[START TASK DATA]
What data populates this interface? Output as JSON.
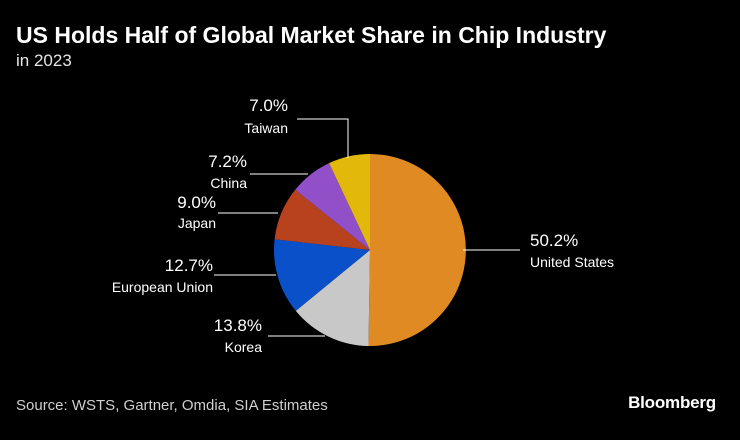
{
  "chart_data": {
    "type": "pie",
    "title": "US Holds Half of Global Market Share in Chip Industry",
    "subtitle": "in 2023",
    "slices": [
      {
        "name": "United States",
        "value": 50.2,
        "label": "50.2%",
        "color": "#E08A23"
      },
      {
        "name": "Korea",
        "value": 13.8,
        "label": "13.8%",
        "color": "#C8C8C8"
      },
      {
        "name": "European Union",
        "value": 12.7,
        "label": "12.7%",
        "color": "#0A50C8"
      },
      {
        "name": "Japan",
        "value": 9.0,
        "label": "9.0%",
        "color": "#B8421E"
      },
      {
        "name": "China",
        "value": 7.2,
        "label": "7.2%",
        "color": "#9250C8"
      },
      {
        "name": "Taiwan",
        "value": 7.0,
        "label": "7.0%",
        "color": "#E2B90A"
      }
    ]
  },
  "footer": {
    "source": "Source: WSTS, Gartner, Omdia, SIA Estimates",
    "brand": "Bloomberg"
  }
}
[END TASK DATA]
Every line above should be returned exactly; the pictures stay out.

• _SOLUTION FOR THIS TASK_
What data populates this interface? Output as JSON.
{
  "chart_data": {
    "type": "pie",
    "title": "US Holds Half of Global Market Share in Chip Industry",
    "subtitle": "in 2023",
    "slices": [
      {
        "name": "United States",
        "value": 50.2,
        "label": "50.2%",
        "color": "#E08A23"
      },
      {
        "name": "Korea",
        "value": 13.8,
        "label": "13.8%",
        "color": "#C8C8C8"
      },
      {
        "name": "European Union",
        "value": 12.7,
        "label": "12.7%",
        "color": "#0A50C8"
      },
      {
        "name": "Japan",
        "value": 9.0,
        "label": "9.0%",
        "color": "#B8421E"
      },
      {
        "name": "China",
        "value": 7.2,
        "label": "7.2%",
        "color": "#9250C8"
      },
      {
        "name": "Taiwan",
        "value": 7.0,
        "label": "7.0%",
        "color": "#E2B90A"
      }
    ]
  },
  "footer": {
    "source": "Source: WSTS, Gartner, Omdia, SIA Estimates",
    "brand": "Bloomberg"
  }
}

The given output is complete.